Poi conobbi la Fispes, e la pista fu di nuovo sotto i miei
piedi,., con una aggiunta: un cordino e Giulia.
Ci siamo conosciute un anno fa, quando ho iniziato ad aver
bisogno di una guida per continuare a praticare la mia più grande passione.
Lei, ex ostacolista, aveva smesso di allenarsi da qualche tempo e non riuscendo
ad abbandonare totalmente l’atletica decise di offrire i suoi occhi per
condividere insieme a me le emozioni della corsa.
Due modi di correre diversi, lei una falcata ampia, io più
frequente. Due braccia che quindi dovevano coordinarsi, precise ed efficaci
perché il rettilineo è breve e la sintonia è fondamentale
Impegno, costanza, tenacia e sorriso. Allenamento dopo allenamento
abbiamo scoperto di essere legate oltre che da un cordino da un’amicizia
sincera e da una fiducia reciproca che ora ci rendono inseparabili.

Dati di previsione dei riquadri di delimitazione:
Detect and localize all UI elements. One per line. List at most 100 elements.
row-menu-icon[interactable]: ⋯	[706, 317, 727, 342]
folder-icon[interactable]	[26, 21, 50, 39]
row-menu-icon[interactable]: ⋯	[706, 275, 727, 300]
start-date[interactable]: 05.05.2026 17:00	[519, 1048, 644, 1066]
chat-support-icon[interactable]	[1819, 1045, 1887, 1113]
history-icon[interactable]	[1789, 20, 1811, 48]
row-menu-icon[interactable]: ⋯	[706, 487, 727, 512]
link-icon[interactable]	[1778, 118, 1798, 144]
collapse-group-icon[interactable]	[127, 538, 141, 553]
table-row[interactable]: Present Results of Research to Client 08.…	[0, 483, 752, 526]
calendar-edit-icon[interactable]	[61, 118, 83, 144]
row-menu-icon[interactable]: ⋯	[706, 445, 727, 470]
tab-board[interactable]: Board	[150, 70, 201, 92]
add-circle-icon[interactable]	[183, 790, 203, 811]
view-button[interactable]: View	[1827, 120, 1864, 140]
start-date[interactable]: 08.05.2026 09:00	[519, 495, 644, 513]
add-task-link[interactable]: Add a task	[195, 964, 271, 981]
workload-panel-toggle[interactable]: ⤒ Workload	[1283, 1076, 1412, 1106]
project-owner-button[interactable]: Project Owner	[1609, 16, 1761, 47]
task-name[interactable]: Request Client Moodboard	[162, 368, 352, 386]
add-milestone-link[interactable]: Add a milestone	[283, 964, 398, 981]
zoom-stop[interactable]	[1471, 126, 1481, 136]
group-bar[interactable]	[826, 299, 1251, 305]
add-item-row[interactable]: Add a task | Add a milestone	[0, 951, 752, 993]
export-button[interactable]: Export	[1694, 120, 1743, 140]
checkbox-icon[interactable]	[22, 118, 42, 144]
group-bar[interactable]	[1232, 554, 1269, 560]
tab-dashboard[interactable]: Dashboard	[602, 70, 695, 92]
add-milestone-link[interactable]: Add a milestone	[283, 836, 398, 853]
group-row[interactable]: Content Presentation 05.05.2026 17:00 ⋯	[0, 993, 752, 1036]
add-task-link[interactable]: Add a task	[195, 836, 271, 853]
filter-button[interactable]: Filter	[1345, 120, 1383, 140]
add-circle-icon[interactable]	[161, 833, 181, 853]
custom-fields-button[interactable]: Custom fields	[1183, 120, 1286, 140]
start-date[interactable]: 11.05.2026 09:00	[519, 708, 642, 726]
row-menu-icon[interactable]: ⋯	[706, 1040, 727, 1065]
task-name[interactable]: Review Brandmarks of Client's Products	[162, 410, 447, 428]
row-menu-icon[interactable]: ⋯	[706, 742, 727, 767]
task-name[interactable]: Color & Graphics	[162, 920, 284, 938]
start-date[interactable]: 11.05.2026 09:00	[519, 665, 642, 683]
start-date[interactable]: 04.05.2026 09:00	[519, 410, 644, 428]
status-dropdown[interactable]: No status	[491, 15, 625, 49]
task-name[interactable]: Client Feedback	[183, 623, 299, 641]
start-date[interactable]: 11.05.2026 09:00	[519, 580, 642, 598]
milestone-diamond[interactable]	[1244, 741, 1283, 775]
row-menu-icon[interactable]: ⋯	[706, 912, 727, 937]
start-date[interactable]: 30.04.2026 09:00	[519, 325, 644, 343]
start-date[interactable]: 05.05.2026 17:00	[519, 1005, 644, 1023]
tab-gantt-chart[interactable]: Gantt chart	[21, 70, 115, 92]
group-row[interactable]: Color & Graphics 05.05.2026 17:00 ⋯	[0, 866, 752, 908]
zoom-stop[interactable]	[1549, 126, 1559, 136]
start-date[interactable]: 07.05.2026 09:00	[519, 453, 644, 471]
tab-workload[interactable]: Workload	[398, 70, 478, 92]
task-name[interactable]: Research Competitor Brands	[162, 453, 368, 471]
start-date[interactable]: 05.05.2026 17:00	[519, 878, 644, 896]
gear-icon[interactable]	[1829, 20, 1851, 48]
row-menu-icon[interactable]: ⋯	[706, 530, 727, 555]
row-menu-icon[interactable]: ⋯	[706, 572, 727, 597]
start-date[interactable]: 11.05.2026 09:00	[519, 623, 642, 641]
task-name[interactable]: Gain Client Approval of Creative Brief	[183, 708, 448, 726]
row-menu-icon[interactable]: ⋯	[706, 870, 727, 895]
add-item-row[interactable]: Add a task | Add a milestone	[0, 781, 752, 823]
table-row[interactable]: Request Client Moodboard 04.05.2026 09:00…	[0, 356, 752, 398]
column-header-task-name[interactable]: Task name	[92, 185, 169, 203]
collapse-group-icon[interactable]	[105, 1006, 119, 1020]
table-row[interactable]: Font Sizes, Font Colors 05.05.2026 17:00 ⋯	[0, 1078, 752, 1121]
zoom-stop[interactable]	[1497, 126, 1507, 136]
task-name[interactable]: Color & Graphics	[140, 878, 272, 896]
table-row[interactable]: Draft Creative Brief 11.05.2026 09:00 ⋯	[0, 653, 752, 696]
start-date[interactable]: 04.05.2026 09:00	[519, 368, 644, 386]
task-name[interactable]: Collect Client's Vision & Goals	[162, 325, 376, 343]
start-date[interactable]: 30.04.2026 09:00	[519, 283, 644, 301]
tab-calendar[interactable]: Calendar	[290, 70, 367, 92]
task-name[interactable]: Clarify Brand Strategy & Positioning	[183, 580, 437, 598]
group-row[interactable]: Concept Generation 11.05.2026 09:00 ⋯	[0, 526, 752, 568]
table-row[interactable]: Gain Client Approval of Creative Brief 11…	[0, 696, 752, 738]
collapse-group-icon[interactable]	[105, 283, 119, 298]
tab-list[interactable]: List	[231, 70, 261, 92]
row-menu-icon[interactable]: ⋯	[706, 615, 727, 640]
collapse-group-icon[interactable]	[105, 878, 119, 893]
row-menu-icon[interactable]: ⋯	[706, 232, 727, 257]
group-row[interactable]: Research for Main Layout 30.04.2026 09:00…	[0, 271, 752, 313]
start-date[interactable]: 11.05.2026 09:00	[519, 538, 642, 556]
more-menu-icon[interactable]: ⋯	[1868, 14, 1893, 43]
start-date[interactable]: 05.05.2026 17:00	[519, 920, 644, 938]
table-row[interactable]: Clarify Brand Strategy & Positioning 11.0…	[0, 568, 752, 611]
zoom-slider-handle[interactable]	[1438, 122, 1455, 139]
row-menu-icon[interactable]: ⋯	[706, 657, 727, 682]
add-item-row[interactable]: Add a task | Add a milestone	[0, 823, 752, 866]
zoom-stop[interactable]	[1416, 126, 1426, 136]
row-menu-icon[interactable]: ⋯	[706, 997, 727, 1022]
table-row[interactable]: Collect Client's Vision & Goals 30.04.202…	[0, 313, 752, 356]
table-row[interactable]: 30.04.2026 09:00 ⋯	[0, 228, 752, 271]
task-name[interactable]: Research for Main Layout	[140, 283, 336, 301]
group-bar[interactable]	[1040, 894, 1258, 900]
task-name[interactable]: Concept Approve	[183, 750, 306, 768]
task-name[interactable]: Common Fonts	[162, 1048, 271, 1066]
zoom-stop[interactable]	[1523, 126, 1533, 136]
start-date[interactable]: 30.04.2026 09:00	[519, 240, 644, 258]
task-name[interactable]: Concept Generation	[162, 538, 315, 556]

ATTIVITÀ A: Riassumi in due frasi il brano sulla corsa con la guida.
ATTIVITÀ B: Secondo il brano sulla corsa con la guida, in che cosa differiscono i modi di correre di Giulia e della narratrice?
ATTIVITÀ C: Continua il brano sulla corsa con la guida, partendo dopo la sua ultima frase.
I record non sono necessari.

RISPOSTA A: Grazie alla Fispes la narratrice è tornata in pista con Giulia, un'ex ostacolista conosciuta un anno fa che le fa da guida unita a lei da un cordino. Pur correndo in modo diverso, hanno dovuto coordinare le braccia e, allenamento dopo allenamento, hanno scoperto un'amicizia sincera e una fiducia reciproca che le rendono inseparabili.

RISPOSTA B: Giulia ha una falcata ampia, mentre quella della narratrice è più frequente.

RISPOSTA C:
Quando le dissi che eravamo state invitate a partecipare al
Golden Gala nel giugno 2019, dall’altra parte del telefono lei fu incapace di
trattenere un grido di gioia. E da quell’annuncio fino al giorno in cui
varcammo la pista dello stadio olimpico, lei non smise di ripetermi il suo motto
”non dire gatto se non ce l’hai nel sacco!”. Non voleva credere che fosse vero
partecipare a quell’evento non come spettatrice abituale, ma come atleta.
Insieme all’entusiasmo però anche tanta preoccupazione e
tanti dubbi... correvamo insieme da solo un mese e molti erano i dettagli
tecnici da sistemare. La partenza dai blocchi, la coordinazione, l’attenzione
sul traguardo perchè io fossi più avanti di lei.
Così nelle settimane precedenti alla nostra prima gara,
sotto l’occhio attento di Elisa, la nostra allenatrice, abbiamo concentrato
tutte le energie nel tentativo di perfezionare al massimo in quei pochi giorni,
tutte le imperfezioni del caso.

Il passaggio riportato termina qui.